**WHAT IS ASKED**
Determine which lines of the records include the word "organizacyjne", and copy them.

-- Begin THE DATA --

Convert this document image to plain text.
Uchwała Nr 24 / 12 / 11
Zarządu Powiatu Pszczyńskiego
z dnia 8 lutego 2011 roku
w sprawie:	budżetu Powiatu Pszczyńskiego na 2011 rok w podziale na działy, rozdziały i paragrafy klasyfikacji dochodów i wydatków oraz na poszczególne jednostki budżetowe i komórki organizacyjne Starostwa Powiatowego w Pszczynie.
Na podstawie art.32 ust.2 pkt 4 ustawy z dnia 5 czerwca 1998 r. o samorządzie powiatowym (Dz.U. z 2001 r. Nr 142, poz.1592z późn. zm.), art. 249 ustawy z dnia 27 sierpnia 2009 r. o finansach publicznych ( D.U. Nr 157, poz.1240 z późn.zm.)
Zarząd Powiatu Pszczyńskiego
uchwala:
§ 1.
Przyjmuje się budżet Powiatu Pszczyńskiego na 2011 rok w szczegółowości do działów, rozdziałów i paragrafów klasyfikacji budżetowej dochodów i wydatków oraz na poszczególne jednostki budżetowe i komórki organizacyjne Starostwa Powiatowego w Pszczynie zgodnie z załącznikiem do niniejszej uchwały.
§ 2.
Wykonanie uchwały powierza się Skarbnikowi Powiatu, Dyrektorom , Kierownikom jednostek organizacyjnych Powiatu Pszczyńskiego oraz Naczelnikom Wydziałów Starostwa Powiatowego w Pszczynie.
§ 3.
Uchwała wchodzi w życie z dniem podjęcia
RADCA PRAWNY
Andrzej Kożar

-- End THE DATA --

**CORRECT ANSWER**
w sprawie:	budżetu Powiatu Pszczyńskiego na 2011 rok w podziale na działy, rozdziały i paragrafy klasyfikacji dochodów i wydatków oraz na poszczególne jednostki budżetowe i komórki organizacyjne Starostwa Powiatowego w Pszczynie.
Przyjmuje się budżet Powiatu Pszczyńskiego na 2011 rok w szczegółowości do działów, rozdziałów i paragrafów klasyfikacji budżetowej dochodów i wydatków oraz na poszczególne jednostki budżetowe i komórki organizacyjne Starostwa Powiatowego w Pszczynie zgodnie z załącznikiem do niniejszej uchwały.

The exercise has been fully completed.